Stored data:

>> begin

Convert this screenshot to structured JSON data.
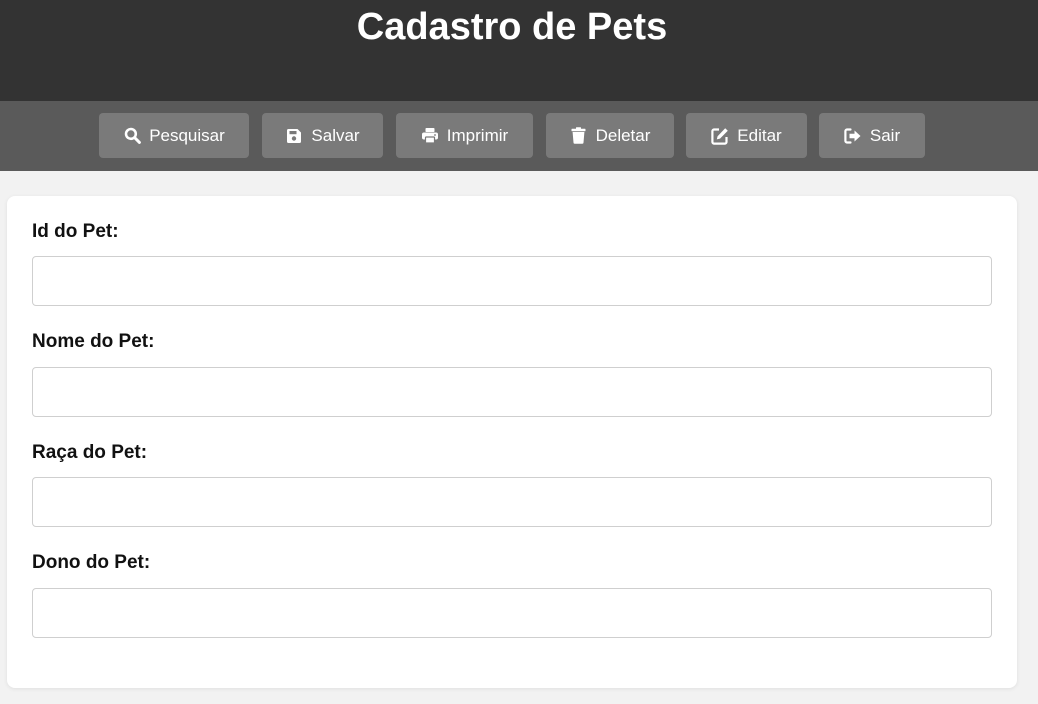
{
  "header": {
    "title": "Cadastro de Pets"
  },
  "toolbar": {
    "buttons": [
      {
        "label": "Pesquisar",
        "icon": "search-icon"
      },
      {
        "label": "Salvar",
        "icon": "save-icon"
      },
      {
        "label": "Imprimir",
        "icon": "print-icon"
      },
      {
        "label": "Deletar",
        "icon": "trash-icon"
      },
      {
        "label": "Editar",
        "icon": "edit-icon"
      },
      {
        "label": "Sair",
        "icon": "sign-out-icon"
      }
    ]
  },
  "form": {
    "fields": [
      {
        "label": "Id do Pet:",
        "value": "",
        "placeholder": ""
      },
      {
        "label": "Nome do Pet:",
        "value": "",
        "placeholder": ""
      },
      {
        "label": "Raça do Pet:",
        "value": "",
        "placeholder": ""
      },
      {
        "label": "Dono do Pet:",
        "value": "",
        "placeholder": ""
      }
    ]
  },
  "colors": {
    "header_bg": "#333333",
    "toolbar_bg": "#5a5a5a",
    "button_bg": "#7a7a7a",
    "page_bg": "#f2f2f2"
  }
}
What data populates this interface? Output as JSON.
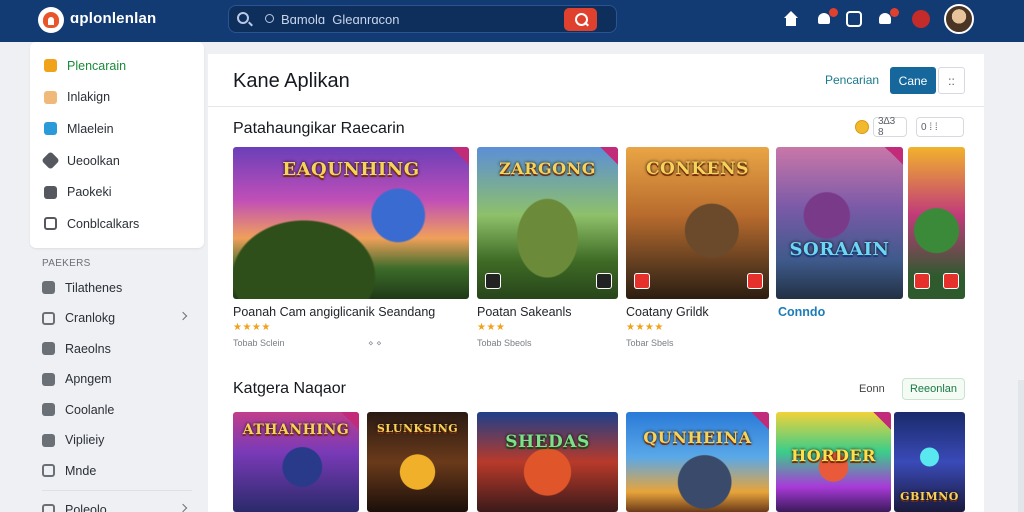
{
  "header": {
    "brand": "ɑplonlenlan",
    "search_placeholder": "Bɑmolɑ  Gleɑnrɑcon",
    "icons": [
      "home-icon",
      "bell-icon",
      "chat-icon",
      "bell-icon",
      "user-icon",
      "avatar"
    ]
  },
  "sidebar": {
    "primary": [
      {
        "label": "Plencarain",
        "icon": "store-icon",
        "active": true
      },
      {
        "label": "Inlakign",
        "icon": "sparkle-icon"
      },
      {
        "label": "Mlaelein",
        "icon": "tv-icon"
      },
      {
        "label": "Ueoolkan",
        "icon": "tag-icon"
      },
      {
        "label": "Paokeki",
        "icon": "flag-icon"
      },
      {
        "label": "Conblcalkars",
        "icon": "search-icon"
      }
    ],
    "section_label": "PAEKERS",
    "secondary": [
      {
        "label": "Tilathenes",
        "icon": "user-group-icon",
        "chevron": false
      },
      {
        "label": "Cranlokg",
        "icon": "ring-icon",
        "chevron": true
      },
      {
        "label": "Raeolns",
        "icon": "document-icon",
        "chevron": false
      },
      {
        "label": "Apngem",
        "icon": "person-icon",
        "chevron": false
      },
      {
        "label": "Coolanle",
        "icon": "pin-icon",
        "chevron": false
      },
      {
        "label": "Viplieiy",
        "icon": "person-icon",
        "chevron": false
      },
      {
        "label": "Mnde",
        "icon": "eye-icon",
        "chevron": false
      }
    ],
    "footer_item": {
      "label": "Poleolo",
      "icon": "clock-icon",
      "chevron": true
    }
  },
  "main": {
    "title": "Kane Aplikan",
    "actions": {
      "search": "Pencarian",
      "primary": "Cane",
      "more": "::"
    },
    "section1": {
      "title": "Patahaungikar Raecarin",
      "filter_a": "3∆3 8",
      "filter_b": "0 ⁞ ⁞",
      "cards": [
        {
          "thumb_text": "EAQUNHING",
          "title": "Poanah Cam angiglicanik Seandang",
          "stars": "★★★★",
          "meta": "Tobab Sclein"
        },
        {
          "thumb_text": "ZARGONG",
          "title": "Poatan Sakeanls",
          "stars": "★★★",
          "meta": "Tobab Sbeols"
        },
        {
          "thumb_text": "CONKENS",
          "title": "Coatany Grildk",
          "stars": "★★★★",
          "meta": "Tobar Sbels"
        },
        {
          "thumb_text": "SORAAIN",
          "title": "Conndo",
          "stars": "",
          "meta": ""
        },
        {
          "thumb_text": "",
          "title": "",
          "stars": "",
          "meta": ""
        }
      ]
    },
    "section2": {
      "title": "Katgera Naqaor",
      "link": "Eonn",
      "button": "Reeonlan",
      "cards": [
        {
          "thumb_text": "ATHANHING"
        },
        {
          "thumb_text": "SLUNKSING"
        },
        {
          "thumb_text": "SHEDAS"
        },
        {
          "thumb_text": "QUNHEINA"
        },
        {
          "thumb_text": "HORDER"
        },
        {
          "thumb_text": "GBIMNO"
        }
      ]
    }
  },
  "colors": {
    "topbar": "#123a73",
    "accent_green": "#1a8a3a",
    "primary_button": "#16679c",
    "search_button": "#e0402e",
    "link": "#1b7db8"
  }
}
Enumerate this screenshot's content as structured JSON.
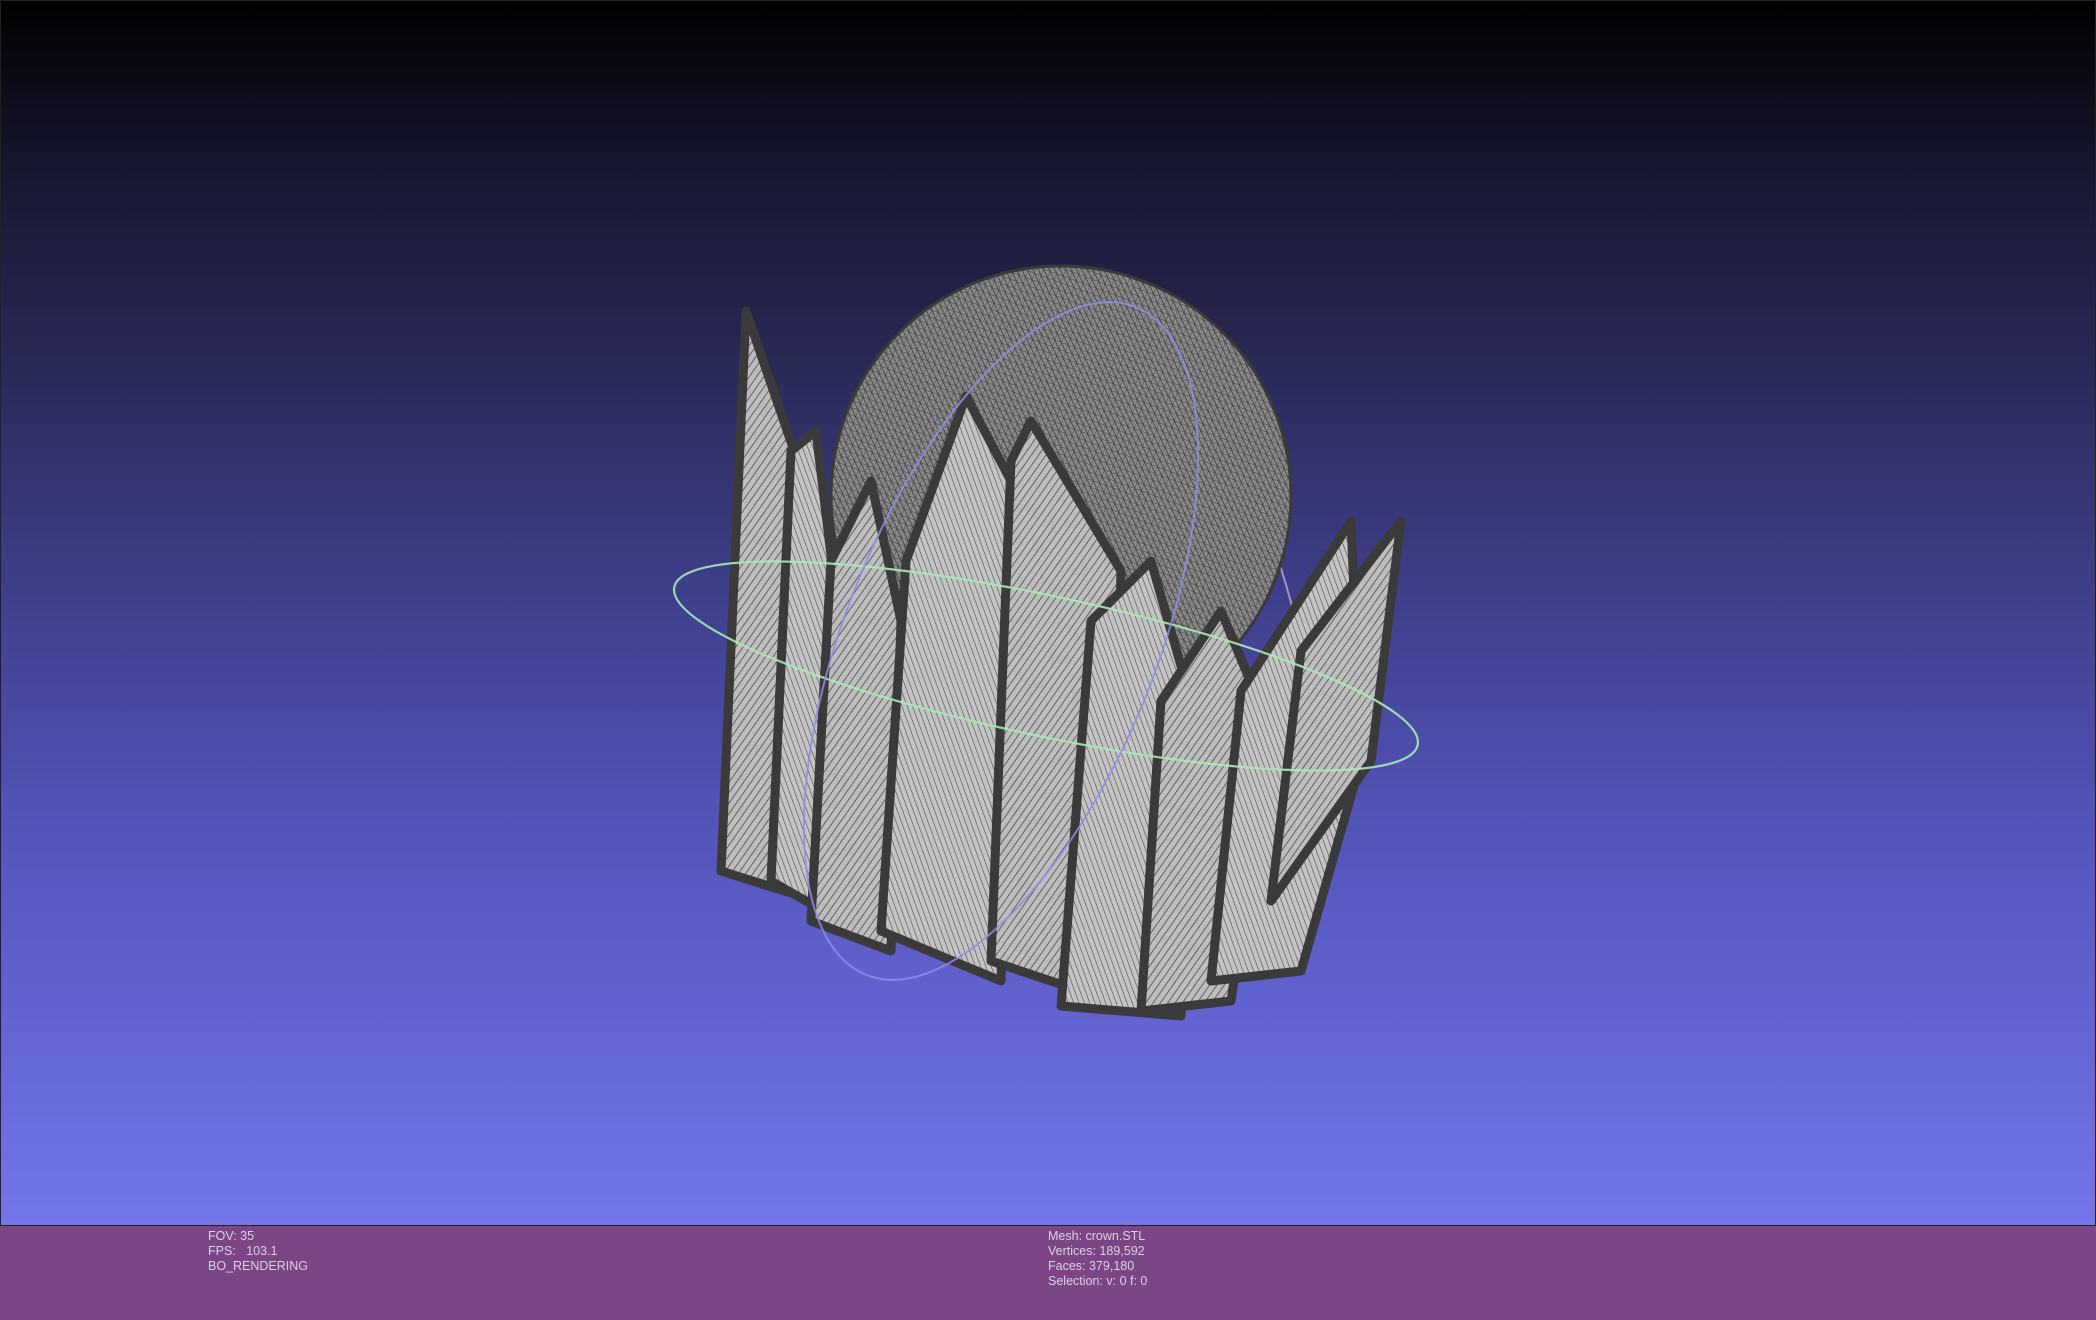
{
  "viewport": {
    "colors": {
      "background_top": "#000000",
      "background_bottom": "#7475e9",
      "mesh_edge": "#3e3e3e",
      "mesh_face": "#c9c9c9",
      "trackball_x": "#cfa3c9",
      "trackball_y": "#8d8de8",
      "trackball_z": "#a8e8b8"
    }
  },
  "info": {
    "left": {
      "fov": "FOV: 35",
      "fps": "FPS:   103.1",
      "mode": "BO_RENDERING"
    },
    "right": {
      "mesh": "Mesh: crown.STL",
      "vertices": "Vertices: 189,592",
      "faces": "Faces: 379,180",
      "selection": "Selection: v: 0 f: 0"
    },
    "colors": {
      "bar_background": "#7c4585",
      "text": "#d9d4e2"
    }
  }
}
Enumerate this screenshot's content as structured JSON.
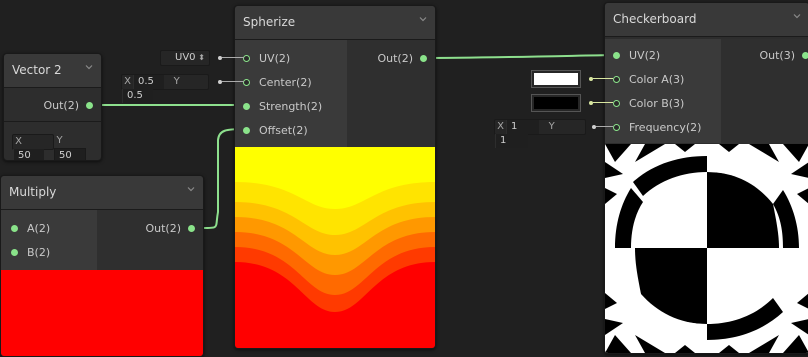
{
  "nodes": {
    "vector2": {
      "title": "Vector 2",
      "out_label": "Out(2)",
      "x_axis": "X",
      "x_value": "50",
      "y_axis": "Y",
      "y_value": "50"
    },
    "multiply": {
      "title": "Multiply",
      "inputs": [
        "A(2)",
        "B(2)"
      ],
      "out_label": "Out(2)",
      "preview_color": "#ff0000"
    },
    "spherize": {
      "title": "Spherize",
      "inputs": [
        "UV(2)",
        "Center(2)",
        "Strength(2)",
        "Offset(2)"
      ],
      "out_label": "Out(2)",
      "uv_dropdown": "UV0",
      "center_x_axis": "X",
      "center_x": "0.5",
      "center_y_axis": "Y",
      "center_y": "0.5"
    },
    "checkerboard": {
      "title": "Checkerboard",
      "inputs": [
        "UV(2)",
        "Color A(3)",
        "Color B(3)",
        "Frequency(2)"
      ],
      "out_label": "Out(3)",
      "color_a": "#ffffff",
      "color_b": "#000000",
      "freq_x_axis": "X",
      "freq_x": "1",
      "freq_y_axis": "Y",
      "freq_y": "1"
    }
  },
  "colors": {
    "wire": "#8ee08e",
    "node_bg": "#2d2d2d",
    "header_bg": "#393939",
    "canvas_bg": "#202020"
  },
  "icons": {
    "collapse": "chevron-down-icon",
    "dropdown": "dropdown-arrows-icon"
  }
}
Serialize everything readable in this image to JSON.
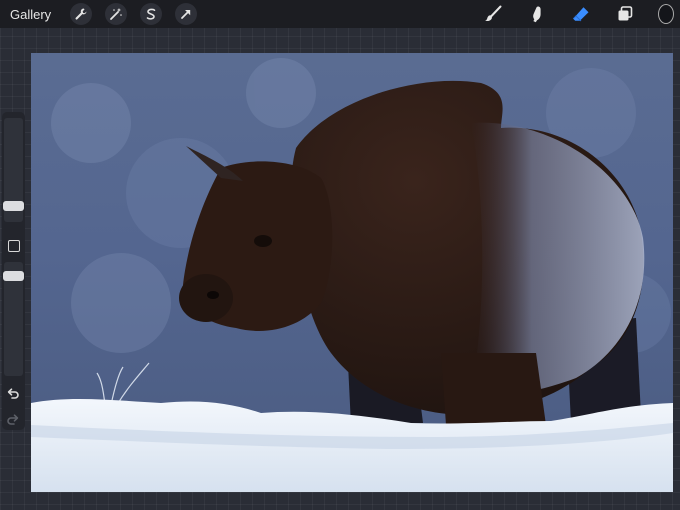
{
  "topbar": {
    "gallery_label": "Gallery",
    "left_tools": [
      "wrench-icon",
      "magic-wand-icon",
      "selection-icon",
      "transform-arrow-icon"
    ],
    "right_tools": [
      "brush-icon",
      "smudge-icon",
      "eraser-icon",
      "layers-icon",
      "color-well"
    ]
  },
  "colors": {
    "topbar": "#1c1d22",
    "workspace": "#2a2d36",
    "active_tool": "#3a8dff",
    "canvas_sky": "#546690",
    "snow": "#e6edf7",
    "bison_dark": "#2a1a14"
  },
  "sidebar": {
    "controls": [
      "brush-size-slider",
      "modify-button",
      "opacity-slider",
      "undo-button",
      "redo-button"
    ]
  },
  "canvas": {
    "subject": "bison-in-snow"
  }
}
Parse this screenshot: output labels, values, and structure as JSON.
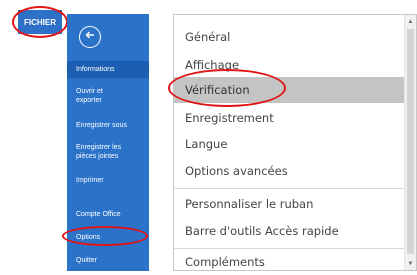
{
  "file_tab": {
    "label": "FICHIER"
  },
  "sidebar": {
    "items": [
      {
        "label": "Informations"
      },
      {
        "label": "Ouvrir et exporter"
      },
      {
        "label": "Enregistrer sous"
      },
      {
        "label": "Enregistrer les pièces jointes"
      },
      {
        "label": "Imprimer"
      },
      {
        "label": "Compte Office"
      },
      {
        "label": "Options"
      },
      {
        "label": "Quitter"
      }
    ]
  },
  "options_panel": {
    "items": [
      {
        "label": "Général"
      },
      {
        "label": "Affichage"
      },
      {
        "label": "Vérification"
      },
      {
        "label": "Enregistrement"
      },
      {
        "label": "Langue"
      },
      {
        "label": "Options avancées"
      },
      {
        "label": "Personnaliser le ruban"
      },
      {
        "label": "Barre d'outils Accès rapide"
      },
      {
        "label": "Compléments"
      }
    ]
  },
  "colors": {
    "accent": "#2b72c9",
    "highlight_ring": "#e01616",
    "selected_bg": "#c4c4c4"
  },
  "icons": {
    "back": "arrow-left-circle",
    "scroll_up": "triangle-up",
    "scroll_down": "triangle-down"
  }
}
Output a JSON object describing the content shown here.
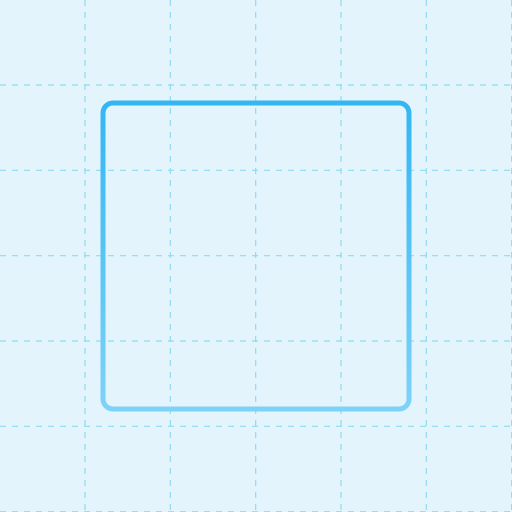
{
  "canvas": {
    "background": "#e3f4fc"
  },
  "grid": {
    "visible": true,
    "style": "dashed",
    "color": "#8fdcec",
    "columns": 6,
    "rows": 6
  },
  "shape": {
    "type": "rounded-square-outline",
    "fill": "none",
    "stroke_gradient": [
      "#33b6f2",
      "#7ed2f8"
    ],
    "gradient_direction": "top-to-bottom"
  }
}
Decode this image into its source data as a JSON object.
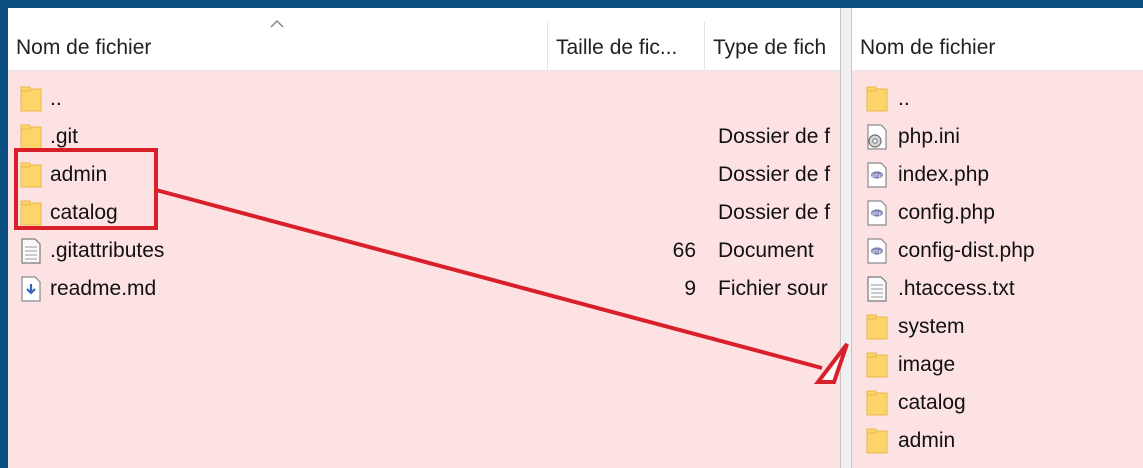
{
  "left_pane": {
    "columns": {
      "name": "Nom de fichier",
      "size": "Taille de fic...",
      "type": "Type de fich"
    },
    "rows": [
      {
        "name": "..",
        "size": "",
        "type": "",
        "icon": "folder-icon"
      },
      {
        "name": ".git",
        "size": "",
        "type": "Dossier de f",
        "icon": "folder-icon"
      },
      {
        "name": "admin",
        "size": "",
        "type": "Dossier de f",
        "icon": "folder-icon"
      },
      {
        "name": "catalog",
        "size": "",
        "type": "Dossier de f",
        "icon": "folder-icon"
      },
      {
        "name": ".gitattributes",
        "size": "66",
        "type": "Document",
        "icon": "text-file-icon"
      },
      {
        "name": "readme.md",
        "size": "9",
        "type": "Fichier sour",
        "icon": "markdown-file-icon"
      }
    ]
  },
  "right_pane": {
    "columns": {
      "name": "Nom de fichier"
    },
    "rows": [
      {
        "name": "..",
        "icon": "folder-icon"
      },
      {
        "name": "php.ini",
        "icon": "settings-file-icon"
      },
      {
        "name": "index.php",
        "icon": "php-file-icon"
      },
      {
        "name": "config.php",
        "icon": "php-file-icon"
      },
      {
        "name": "config-dist.php",
        "icon": "php-file-icon"
      },
      {
        "name": ".htaccess.txt",
        "icon": "text-file-icon"
      },
      {
        "name": "system",
        "icon": "folder-icon"
      },
      {
        "name": "image",
        "icon": "folder-icon"
      },
      {
        "name": "catalog",
        "icon": "folder-icon"
      },
      {
        "name": "admin",
        "icon": "folder-icon"
      }
    ]
  },
  "colors": {
    "background": "#0b4f82",
    "pane_fill": "#fde2e4",
    "annotation": "#d9202a",
    "folder": "#fcd46a"
  }
}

>> end

To be done
Pick out lines containing the word "JSON", each one as written.

Final result
Convert this screenshot to structured JSON data.
What data populates this interface? Output as JSON.
Enumerate this screenshot's content as structured JSON.
Enumerate this screenshot's content as structured JSON.
Serialize everything readable in this image to JSON.
Parse this screenshot: output labels, values, and structure as JSON.
Output a JSON object describing the content shown here.
Decode this image into its source data as a JSON object.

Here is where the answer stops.